Exercise objective. What follows is a set of records, each of which is to be written out exactly.
┌─ Records shown
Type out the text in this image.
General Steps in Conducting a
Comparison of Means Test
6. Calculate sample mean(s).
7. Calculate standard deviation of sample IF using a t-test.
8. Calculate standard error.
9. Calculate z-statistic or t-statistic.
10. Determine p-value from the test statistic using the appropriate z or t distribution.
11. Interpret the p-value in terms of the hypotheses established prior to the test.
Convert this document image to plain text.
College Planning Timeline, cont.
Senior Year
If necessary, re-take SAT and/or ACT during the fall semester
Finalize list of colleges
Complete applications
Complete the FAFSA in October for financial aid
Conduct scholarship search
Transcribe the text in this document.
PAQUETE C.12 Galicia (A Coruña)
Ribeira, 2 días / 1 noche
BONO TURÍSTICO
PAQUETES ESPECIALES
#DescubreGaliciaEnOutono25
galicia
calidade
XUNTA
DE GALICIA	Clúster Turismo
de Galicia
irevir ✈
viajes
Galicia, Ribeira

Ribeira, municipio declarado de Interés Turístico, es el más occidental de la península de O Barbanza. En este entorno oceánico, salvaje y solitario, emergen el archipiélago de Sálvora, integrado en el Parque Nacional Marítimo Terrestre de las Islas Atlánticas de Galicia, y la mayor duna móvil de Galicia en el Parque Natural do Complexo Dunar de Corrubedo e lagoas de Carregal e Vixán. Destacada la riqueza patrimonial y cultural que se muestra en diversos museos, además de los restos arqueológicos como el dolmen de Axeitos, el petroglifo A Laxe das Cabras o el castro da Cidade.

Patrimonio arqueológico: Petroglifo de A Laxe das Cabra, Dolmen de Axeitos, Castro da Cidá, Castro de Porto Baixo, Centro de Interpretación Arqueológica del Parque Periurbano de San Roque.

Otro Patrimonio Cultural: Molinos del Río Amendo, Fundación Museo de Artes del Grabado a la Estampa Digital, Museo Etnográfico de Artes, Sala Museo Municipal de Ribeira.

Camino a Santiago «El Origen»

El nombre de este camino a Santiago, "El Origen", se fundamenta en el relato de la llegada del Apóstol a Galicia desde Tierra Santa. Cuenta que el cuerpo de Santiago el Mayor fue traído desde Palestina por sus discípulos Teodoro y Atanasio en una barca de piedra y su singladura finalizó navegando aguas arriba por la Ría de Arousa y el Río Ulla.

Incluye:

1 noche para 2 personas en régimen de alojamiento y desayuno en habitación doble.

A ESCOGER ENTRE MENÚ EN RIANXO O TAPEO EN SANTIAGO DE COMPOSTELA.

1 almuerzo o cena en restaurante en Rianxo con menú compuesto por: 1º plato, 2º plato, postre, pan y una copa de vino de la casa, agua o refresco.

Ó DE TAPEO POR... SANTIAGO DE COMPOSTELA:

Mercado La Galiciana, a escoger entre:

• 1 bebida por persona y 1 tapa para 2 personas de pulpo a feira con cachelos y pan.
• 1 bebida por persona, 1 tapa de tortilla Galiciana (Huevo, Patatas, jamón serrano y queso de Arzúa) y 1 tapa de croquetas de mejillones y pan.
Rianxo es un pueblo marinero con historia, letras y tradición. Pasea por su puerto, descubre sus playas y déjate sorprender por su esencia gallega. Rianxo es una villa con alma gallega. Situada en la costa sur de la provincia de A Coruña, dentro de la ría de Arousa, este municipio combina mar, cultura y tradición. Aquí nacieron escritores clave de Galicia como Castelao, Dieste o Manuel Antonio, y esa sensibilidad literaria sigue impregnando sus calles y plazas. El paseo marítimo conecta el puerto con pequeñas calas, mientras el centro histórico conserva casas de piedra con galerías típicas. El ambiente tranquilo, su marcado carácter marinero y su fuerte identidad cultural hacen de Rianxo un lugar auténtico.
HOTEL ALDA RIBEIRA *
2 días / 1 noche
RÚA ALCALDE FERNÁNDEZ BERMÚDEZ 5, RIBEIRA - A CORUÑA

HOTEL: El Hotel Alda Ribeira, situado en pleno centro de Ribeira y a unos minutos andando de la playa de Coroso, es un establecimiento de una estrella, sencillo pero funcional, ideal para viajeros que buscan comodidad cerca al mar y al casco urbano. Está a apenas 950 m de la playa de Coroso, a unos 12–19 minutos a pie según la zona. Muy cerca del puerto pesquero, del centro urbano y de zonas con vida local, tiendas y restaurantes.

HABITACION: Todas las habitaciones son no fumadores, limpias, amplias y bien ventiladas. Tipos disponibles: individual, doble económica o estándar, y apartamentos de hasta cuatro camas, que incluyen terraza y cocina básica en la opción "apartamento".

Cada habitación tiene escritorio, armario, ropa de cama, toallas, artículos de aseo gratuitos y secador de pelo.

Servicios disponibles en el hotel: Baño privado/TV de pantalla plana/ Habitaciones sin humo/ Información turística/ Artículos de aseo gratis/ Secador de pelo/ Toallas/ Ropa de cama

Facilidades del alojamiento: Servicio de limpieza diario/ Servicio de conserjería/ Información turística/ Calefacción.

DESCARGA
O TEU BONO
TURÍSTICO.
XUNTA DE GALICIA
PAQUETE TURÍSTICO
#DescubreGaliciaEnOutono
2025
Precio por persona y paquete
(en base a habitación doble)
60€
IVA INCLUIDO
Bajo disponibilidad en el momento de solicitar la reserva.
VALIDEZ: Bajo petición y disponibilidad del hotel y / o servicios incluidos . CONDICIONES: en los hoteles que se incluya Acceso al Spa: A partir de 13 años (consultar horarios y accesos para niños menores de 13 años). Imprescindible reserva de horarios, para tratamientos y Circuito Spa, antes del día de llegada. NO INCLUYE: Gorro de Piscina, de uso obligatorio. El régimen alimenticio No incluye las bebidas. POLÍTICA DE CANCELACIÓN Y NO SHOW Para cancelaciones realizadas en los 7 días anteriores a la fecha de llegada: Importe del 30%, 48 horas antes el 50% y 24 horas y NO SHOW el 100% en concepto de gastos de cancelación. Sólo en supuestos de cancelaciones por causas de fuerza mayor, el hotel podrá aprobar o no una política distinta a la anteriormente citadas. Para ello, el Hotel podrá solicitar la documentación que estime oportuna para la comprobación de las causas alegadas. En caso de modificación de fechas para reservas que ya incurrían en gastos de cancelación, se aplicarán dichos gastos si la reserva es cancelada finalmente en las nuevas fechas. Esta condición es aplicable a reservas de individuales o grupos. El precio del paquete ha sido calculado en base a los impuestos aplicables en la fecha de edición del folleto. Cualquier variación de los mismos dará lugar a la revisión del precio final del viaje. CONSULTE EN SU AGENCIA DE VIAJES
└─
Result for this task.
Type out the text in this image.
General Steps in Conducting a
Comparison of Means Test
6. Calculate sample mean(s).
7. Calculate standard deviation of sample IF using a t-test.
8. Calculate standard error.
9. Calculate z-statistic or t-statistic.
10. Determine p-value from the test statistic using the appropriate z or t distribution.
11. Interpret the p-value in terms of the hypotheses established prior to the test.
Convert this document image to plain text.
College Planning Timeline, cont.
Senior Year
If necessary, re-take SAT and/or ACT during the fall semester
Finalize list of colleges
Complete applications
Complete the FAFSA in October for financial aid
Conduct scholarship search
Transcribe the text in this document.
PAQUETE C.12 Galicia (A Coruña)
Ribeira, 2 días / 1 noche
BONO TURÍSTICO
PAQUETES ESPECIALES
#DescubreGaliciaEnOutono25
galicia
calidade
XUNTA
DE GALICIA	Clúster Turismo
de Galicia
irevir ✈
viajes
Galicia, Ribeira

Ribeira, municipio declarado de Interés Turístico, es el más occidental de la península de O Barbanza. En este entorno oceánico, salvaje y solitario, emergen el archipiélago de Sálvora, integrado en el Parque Nacional Marítimo Terrestre de las Islas Atlánticas de Galicia, y la mayor duna móvil de Galicia en el Parque Natural do Complexo Dunar de Corrubedo e lagoas de Carregal e Vixán. Destacada la riqueza patrimonial y cultural que se muestra en diversos museos, además de los restos arqueológicos como el dolmen de Axeitos, el petroglifo A Laxe das Cabras o el castro da Cidade.

Patrimonio arqueológico: Petroglifo de A Laxe das Cabra, Dolmen de Axeitos, Castro da Cidá, Castro de Porto Baixo, Centro de Interpretación Arqueológica del Parque Periurbano de San Roque.

Otro Patrimonio Cultural: Molinos del Río Amendo, Fundación Museo de Artes del Grabado a la Estampa Digital, Museo Etnográfico de Artes, Sala Museo Municipal de Ribeira.

Camino a Santiago «El Origen»

El nombre de este camino a Santiago, "El Origen", se fundamenta en el relato de la llegada del Apóstol a Galicia desde Tierra Santa. Cuenta que el cuerpo de Santiago el Mayor fue traído desde Palestina por sus discípulos Teodoro y Atanasio en una barca de piedra y su singladura finalizó navegando aguas arriba por la Ría de Arousa y el Río Ulla.

Incluye:

1 noche para 2 personas en régimen de alojamiento y desayuno en habitación doble.

A ESCOGER ENTRE MENÚ EN RIANXO O TAPEO EN SANTIAGO DE COMPOSTELA.

1 almuerzo o cena en restaurante en Rianxo con menú compuesto por: 1º plato, 2º plato, postre, pan y una copa de vino de la casa, agua o refresco.

Ó DE TAPEO POR... SANTIAGO DE COMPOSTELA:

Mercado La Galiciana, a escoger entre:

• 1 bebida por persona y 1 tapa para 2 personas de pulpo a feira con cachelos y pan.
• 1 bebida por persona, 1 tapa de tortilla Galiciana (Huevo, Patatas, jamón serrano y queso de Arzúa) y 1 tapa de croquetas de mejillones y pan.
Rianxo es un pueblo marinero con historia, letras y tradición. Pasea por su puerto, descubre sus playas y déjate sorprender por su esencia gallega. Rianxo es una villa con alma gallega. Situada en la costa sur de la provincia de A Coruña, dentro de la ría de Arousa, este municipio combina mar, cultura y tradición. Aquí nacieron escritores clave de Galicia como Castelao, Dieste o Manuel Antonio, y esa sensibilidad literaria sigue impregnando sus calles y plazas. El paseo marítimo conecta el puerto con pequeñas calas, mientras el centro histórico conserva casas de piedra con galerías típicas. El ambiente tranquilo, su marcado carácter marinero y su fuerte identidad cultural hacen de Rianxo un lugar auténtico.
HOTEL ALDA RIBEIRA *
2 días / 1 noche
RÚA ALCALDE FERNÁNDEZ BERMÚDEZ 5, RIBEIRA - A CORUÑA

HOTEL: El Hotel Alda Ribeira, situado en pleno centro de Ribeira y a unos minutos andando de la playa de Coroso, es un establecimiento de una estrella, sencillo pero funcional, ideal para viajeros que buscan comodidad cerca al mar y al casco urbano. Está a apenas 950 m de la playa de Coroso, a unos 12–19 minutos a pie según la zona. Muy cerca del puerto pesquero, del centro urbano y de zonas con vida local, tiendas y restaurantes.

HABITACION: Todas las habitaciones son no fumadores, limpias, amplias y bien ventiladas. Tipos disponibles: individual, doble económica o estándar, y apartamentos de hasta cuatro camas, que incluyen terraza y cocina básica en la opción "apartamento".

Cada habitación tiene escritorio, armario, ropa de cama, toallas, artículos de aseo gratuitos y secador de pelo.

Servicios disponibles en el hotel: Baño privado/TV de pantalla plana/ Habitaciones sin humo/ Información turística/ Artículos de aseo gratis/ Secador de pelo/ Toallas/ Ropa de cama

Facilidades del alojamiento: Servicio de limpieza diario/ Servicio de conserjería/ Información turística/ Calefacción.

DESCARGA
O TEU BONO
TURÍSTICO.
XUNTA DE GALICIA
PAQUETE TURÍSTICO
#DescubreGaliciaEnOutono
2025
Precio por persona y paquete
(en base a habitación doble)
60€
IVA INCLUIDO
Bajo disponibilidad en el momento de solicitar la reserva.
VALIDEZ: Bajo petición y disponibilidad del hotel y / o servicios incluidos . CONDICIONES: en los hoteles que se incluya Acceso al Spa: A partir de 13 años (consultar horarios y accesos para niños menores de 13 años). Imprescindible reserva de horarios, para tratamientos y Circuito Spa, antes del día de llegada. NO INCLUYE: Gorro de Piscina, de uso obligatorio. El régimen alimenticio No incluye las bebidas. POLÍTICA DE CANCELACIÓN Y NO SHOW Para cancelaciones realizadas en los 7 días anteriores a la fecha de llegada: Importe del 30%, 48 horas antes el 50% y 24 horas y NO SHOW el 100% en concepto de gastos de cancelación. Sólo en supuestos de cancelaciones por causas de fuerza mayor, el hotel podrá aprobar o no una política distinta a la anteriormente citadas. Para ello, el Hotel podrá solicitar la documentación que estime oportuna para la comprobación de las causas alegadas. En caso de modificación de fechas para reservas que ya incurrían en gastos de cancelación, se aplicarán dichos gastos si la reserva es cancelada finalmente en las nuevas fechas. Esta condición es aplicable a reservas de individuales o grupos. El precio del paquete ha sido calculado en base a los impuestos aplicables en la fecha de edición del folleto. Cualquier variación de los mismos dará lugar a la revisión del precio final del viaje. CONSULTE EN SU AGENCIA DE VIAJES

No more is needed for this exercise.